§ **Goal**:
Output every item below verbatim, line by line, with nothing changed.

● ● ● ● ●

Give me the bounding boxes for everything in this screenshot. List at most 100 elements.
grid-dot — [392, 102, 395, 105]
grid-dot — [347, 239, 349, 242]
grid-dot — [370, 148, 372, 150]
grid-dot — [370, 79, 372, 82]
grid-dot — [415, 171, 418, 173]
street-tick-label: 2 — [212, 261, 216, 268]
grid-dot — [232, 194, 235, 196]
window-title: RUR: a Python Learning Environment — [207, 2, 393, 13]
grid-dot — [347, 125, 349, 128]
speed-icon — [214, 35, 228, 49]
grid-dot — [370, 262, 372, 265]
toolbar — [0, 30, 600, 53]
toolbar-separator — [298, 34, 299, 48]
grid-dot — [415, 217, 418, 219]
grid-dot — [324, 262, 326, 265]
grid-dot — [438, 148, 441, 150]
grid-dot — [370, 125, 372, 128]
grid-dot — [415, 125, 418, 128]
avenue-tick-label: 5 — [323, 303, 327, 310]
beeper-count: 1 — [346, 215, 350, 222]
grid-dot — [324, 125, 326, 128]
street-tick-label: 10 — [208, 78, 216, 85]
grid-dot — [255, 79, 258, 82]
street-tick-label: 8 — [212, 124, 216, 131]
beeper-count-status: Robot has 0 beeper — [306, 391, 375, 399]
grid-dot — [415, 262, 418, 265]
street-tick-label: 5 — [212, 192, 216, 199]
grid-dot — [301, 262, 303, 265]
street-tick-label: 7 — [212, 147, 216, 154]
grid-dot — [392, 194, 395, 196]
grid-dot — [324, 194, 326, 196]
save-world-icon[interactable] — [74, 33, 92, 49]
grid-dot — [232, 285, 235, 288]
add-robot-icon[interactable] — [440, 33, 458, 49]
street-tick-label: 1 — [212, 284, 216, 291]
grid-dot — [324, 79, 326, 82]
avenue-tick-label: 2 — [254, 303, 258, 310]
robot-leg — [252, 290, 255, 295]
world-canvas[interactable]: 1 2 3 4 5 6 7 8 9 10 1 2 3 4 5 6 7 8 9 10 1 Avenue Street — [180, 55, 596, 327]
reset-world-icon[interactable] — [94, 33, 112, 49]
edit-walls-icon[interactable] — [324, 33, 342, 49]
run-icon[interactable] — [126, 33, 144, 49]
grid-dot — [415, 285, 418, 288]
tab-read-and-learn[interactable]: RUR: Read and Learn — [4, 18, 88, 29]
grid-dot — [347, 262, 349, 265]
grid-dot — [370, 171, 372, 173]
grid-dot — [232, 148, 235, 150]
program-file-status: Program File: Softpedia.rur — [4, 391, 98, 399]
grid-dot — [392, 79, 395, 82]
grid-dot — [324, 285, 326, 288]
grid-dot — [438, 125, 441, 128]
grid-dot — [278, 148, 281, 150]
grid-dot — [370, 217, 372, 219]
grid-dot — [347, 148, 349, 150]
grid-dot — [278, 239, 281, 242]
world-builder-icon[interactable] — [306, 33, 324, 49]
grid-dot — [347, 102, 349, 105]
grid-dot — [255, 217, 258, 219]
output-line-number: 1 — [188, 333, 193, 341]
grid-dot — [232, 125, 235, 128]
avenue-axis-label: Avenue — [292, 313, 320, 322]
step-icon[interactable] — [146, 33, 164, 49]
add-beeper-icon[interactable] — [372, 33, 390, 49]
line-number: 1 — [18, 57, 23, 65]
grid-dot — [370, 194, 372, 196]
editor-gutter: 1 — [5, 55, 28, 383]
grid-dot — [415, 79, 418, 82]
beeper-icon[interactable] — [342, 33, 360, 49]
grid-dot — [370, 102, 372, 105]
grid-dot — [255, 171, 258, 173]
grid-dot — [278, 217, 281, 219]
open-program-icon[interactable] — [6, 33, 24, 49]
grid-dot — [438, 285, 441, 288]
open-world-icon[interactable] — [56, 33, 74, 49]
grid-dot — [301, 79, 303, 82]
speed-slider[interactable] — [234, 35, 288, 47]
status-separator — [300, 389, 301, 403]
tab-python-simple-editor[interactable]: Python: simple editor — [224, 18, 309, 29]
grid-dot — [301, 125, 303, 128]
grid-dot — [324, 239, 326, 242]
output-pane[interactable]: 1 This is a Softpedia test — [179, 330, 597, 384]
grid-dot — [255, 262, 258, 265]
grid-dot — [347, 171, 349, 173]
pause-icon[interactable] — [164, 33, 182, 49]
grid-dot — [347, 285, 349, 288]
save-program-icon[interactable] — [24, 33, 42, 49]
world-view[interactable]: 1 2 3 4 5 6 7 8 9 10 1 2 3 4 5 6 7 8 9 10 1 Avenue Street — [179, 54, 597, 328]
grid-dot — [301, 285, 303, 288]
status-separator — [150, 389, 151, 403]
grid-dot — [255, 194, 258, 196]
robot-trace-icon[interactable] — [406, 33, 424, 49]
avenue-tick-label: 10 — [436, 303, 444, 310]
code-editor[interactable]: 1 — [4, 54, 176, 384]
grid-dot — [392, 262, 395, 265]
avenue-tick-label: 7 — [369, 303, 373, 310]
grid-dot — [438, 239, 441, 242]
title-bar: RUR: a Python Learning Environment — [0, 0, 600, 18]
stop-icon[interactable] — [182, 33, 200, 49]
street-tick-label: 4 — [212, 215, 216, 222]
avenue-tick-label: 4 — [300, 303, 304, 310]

● ● ● ● ●

§ **Result of this task**:
Give me the bounding boxes for everything in this screenshot. List at most 100 elements.
grid-dot — [392, 102, 395, 105]
grid-dot — [347, 239, 349, 242]
grid-dot — [370, 148, 372, 150]
grid-dot — [370, 79, 372, 82]
grid-dot — [415, 171, 418, 173]
street-tick-label: 2 — [212, 261, 216, 268]
grid-dot — [232, 194, 235, 196]
window-title: RUR: a Python Learning Environment — [207, 2, 393, 13]
grid-dot — [347, 125, 349, 128]
speed-icon — [214, 35, 228, 49]
grid-dot — [370, 262, 372, 265]
toolbar — [0, 30, 600, 53]
toolbar-separator — [298, 34, 299, 48]
grid-dot — [415, 217, 418, 219]
grid-dot — [324, 262, 326, 265]
grid-dot — [438, 148, 441, 150]
grid-dot — [370, 125, 372, 128]
grid-dot — [415, 125, 418, 128]
avenue-tick-label: 5 — [323, 303, 327, 310]
beeper-count: 1 — [346, 215, 350, 222]
grid-dot — [324, 125, 326, 128]
street-tick-label: 10 — [208, 78, 216, 85]
grid-dot — [255, 79, 258, 82]
street-tick-label: 8 — [212, 124, 216, 131]
beeper-count-status: Robot has 0 beeper — [306, 391, 375, 399]
grid-dot — [415, 262, 418, 265]
street-tick-label: 5 — [212, 192, 216, 199]
grid-dot — [301, 262, 303, 265]
street-tick-label: 7 — [212, 147, 216, 154]
grid-dot — [392, 194, 395, 196]
grid-dot — [324, 194, 326, 196]
save-world-icon[interactable] — [74, 33, 92, 49]
grid-dot — [232, 285, 235, 288]
add-robot-icon[interactable] — [440, 33, 458, 49]
street-tick-label: 1 — [212, 284, 216, 291]
grid-dot — [324, 79, 326, 82]
avenue-tick-label: 2 — [254, 303, 258, 310]
robot-leg — [252, 290, 255, 295]
world-canvas[interactable]: 1 2 3 4 5 6 7 8 9 10 1 2 3 4 5 6 7 8 9 10 1 Avenue Street — [180, 55, 596, 327]
reset-world-icon[interactable] — [94, 33, 112, 49]
edit-walls-icon[interactable] — [324, 33, 342, 49]
run-icon[interactable] — [126, 33, 144, 49]
grid-dot — [415, 285, 418, 288]
tab-read-and-learn[interactable]: RUR: Read and Learn — [4, 18, 88, 29]
grid-dot — [347, 262, 349, 265]
grid-dot — [370, 171, 372, 173]
grid-dot — [232, 148, 235, 150]
program-file-status: Program File: Softpedia.rur — [4, 391, 98, 399]
grid-dot — [392, 79, 395, 82]
grid-dot — [324, 285, 326, 288]
grid-dot — [438, 125, 441, 128]
grid-dot — [278, 148, 281, 150]
grid-dot — [370, 217, 372, 219]
grid-dot — [347, 148, 349, 150]
grid-dot — [278, 239, 281, 242]
world-builder-icon[interactable] — [306, 33, 324, 49]
grid-dot — [347, 102, 349, 105]
grid-dot — [255, 217, 258, 219]
output-line-number: 1 — [188, 333, 193, 341]
grid-dot — [232, 125, 235, 128]
avenue-axis-label: Avenue — [292, 313, 320, 322]
step-icon[interactable] — [146, 33, 164, 49]
add-beeper-icon[interactable] — [372, 33, 390, 49]
line-number: 1 — [18, 57, 23, 65]
grid-dot — [370, 194, 372, 196]
editor-gutter: 1 — [5, 55, 28, 383]
grid-dot — [415, 79, 418, 82]
beeper-icon[interactable] — [342, 33, 360, 49]
grid-dot — [370, 102, 372, 105]
grid-dot — [255, 171, 258, 173]
grid-dot — [278, 217, 281, 219]
open-program-icon[interactable] — [6, 33, 24, 49]
grid-dot — [438, 285, 441, 288]
open-world-icon[interactable] — [56, 33, 74, 49]
grid-dot — [301, 79, 303, 82]
speed-slider[interactable] — [234, 35, 288, 47]
status-separator — [300, 389, 301, 403]
tab-python-simple-editor[interactable]: Python: simple editor — [224, 18, 309, 29]
grid-dot — [301, 125, 303, 128]
grid-dot — [324, 239, 326, 242]
output-pane[interactable]: 1 This is a Softpedia test — [179, 330, 597, 384]
grid-dot — [255, 262, 258, 265]
grid-dot — [347, 171, 349, 173]
pause-icon[interactable] — [164, 33, 182, 49]
grid-dot — [347, 285, 349, 288]
save-program-icon[interactable] — [24, 33, 42, 49]
world-view[interactable]: 1 2 3 4 5 6 7 8 9 10 1 2 3 4 5 6 7 8 9 10 1 Avenue Street — [179, 54, 597, 328]
grid-dot — [301, 285, 303, 288]
status-separator — [150, 389, 151, 403]
grid-dot — [255, 194, 258, 196]
robot-trace-icon[interactable] — [406, 33, 424, 49]
avenue-tick-label: 10 — [436, 303, 444, 310]
code-editor[interactable]: 1 — [4, 54, 176, 384]
grid-dot — [392, 262, 395, 265]
avenue-tick-label: 7 — [369, 303, 373, 310]
grid-dot — [438, 239, 441, 242]
title-bar: RUR: a Python Learning Environment — [0, 0, 600, 18]
stop-icon[interactable] — [182, 33, 200, 49]
street-tick-label: 4 — [212, 215, 216, 222]
avenue-tick-label: 4 — [300, 303, 304, 310]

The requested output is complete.